Records follow. Pull out every line that contains "Česká".

--- Available data ---
==============================
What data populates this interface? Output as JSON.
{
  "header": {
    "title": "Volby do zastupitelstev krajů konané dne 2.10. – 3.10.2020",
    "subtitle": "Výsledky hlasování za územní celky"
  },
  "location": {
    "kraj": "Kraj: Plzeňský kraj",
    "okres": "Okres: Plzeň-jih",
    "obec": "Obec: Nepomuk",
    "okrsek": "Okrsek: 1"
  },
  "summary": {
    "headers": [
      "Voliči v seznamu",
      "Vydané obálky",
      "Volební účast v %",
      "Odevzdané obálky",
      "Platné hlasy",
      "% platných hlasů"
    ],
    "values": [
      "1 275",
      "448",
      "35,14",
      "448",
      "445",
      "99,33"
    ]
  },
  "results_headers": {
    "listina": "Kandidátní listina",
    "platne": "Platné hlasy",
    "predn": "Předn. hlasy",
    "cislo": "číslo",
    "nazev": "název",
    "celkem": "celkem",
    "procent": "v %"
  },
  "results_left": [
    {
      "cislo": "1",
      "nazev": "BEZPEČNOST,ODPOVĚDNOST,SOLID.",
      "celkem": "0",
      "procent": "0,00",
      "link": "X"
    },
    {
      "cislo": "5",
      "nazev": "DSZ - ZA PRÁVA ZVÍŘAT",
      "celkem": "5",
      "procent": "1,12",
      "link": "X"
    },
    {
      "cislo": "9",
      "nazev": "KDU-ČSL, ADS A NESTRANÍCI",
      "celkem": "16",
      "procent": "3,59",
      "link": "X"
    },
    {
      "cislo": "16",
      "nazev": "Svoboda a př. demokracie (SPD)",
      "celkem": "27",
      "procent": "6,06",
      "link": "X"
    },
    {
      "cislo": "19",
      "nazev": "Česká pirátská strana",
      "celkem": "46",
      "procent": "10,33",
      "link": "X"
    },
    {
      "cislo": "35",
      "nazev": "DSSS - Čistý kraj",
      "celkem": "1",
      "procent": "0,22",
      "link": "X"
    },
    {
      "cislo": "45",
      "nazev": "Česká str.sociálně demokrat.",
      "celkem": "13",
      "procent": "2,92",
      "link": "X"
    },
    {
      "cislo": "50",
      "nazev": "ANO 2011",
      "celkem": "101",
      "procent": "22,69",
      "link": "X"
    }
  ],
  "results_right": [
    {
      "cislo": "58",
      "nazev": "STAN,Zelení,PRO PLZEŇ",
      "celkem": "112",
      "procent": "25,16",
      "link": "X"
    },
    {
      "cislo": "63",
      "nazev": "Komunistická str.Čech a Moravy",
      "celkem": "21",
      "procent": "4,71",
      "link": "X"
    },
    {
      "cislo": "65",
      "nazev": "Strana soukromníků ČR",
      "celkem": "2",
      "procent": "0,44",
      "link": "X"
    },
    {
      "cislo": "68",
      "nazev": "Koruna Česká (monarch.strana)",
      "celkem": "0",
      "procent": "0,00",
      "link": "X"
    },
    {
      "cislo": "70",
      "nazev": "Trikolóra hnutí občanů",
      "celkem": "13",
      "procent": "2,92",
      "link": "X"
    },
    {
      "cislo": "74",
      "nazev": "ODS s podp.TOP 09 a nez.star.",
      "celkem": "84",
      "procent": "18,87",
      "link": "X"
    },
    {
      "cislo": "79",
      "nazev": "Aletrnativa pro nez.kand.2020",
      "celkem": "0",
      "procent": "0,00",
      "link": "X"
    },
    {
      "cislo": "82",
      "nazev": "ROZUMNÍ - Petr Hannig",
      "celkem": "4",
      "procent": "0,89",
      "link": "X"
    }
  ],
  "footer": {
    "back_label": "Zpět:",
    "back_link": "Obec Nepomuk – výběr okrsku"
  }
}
==============================
--- Reply ---
      "nazev": "Česká pirátská strana",
      "nazev": "Česká str.sociálně demokrat.",
      "nazev": "Koruna Česká (monarch.strana)",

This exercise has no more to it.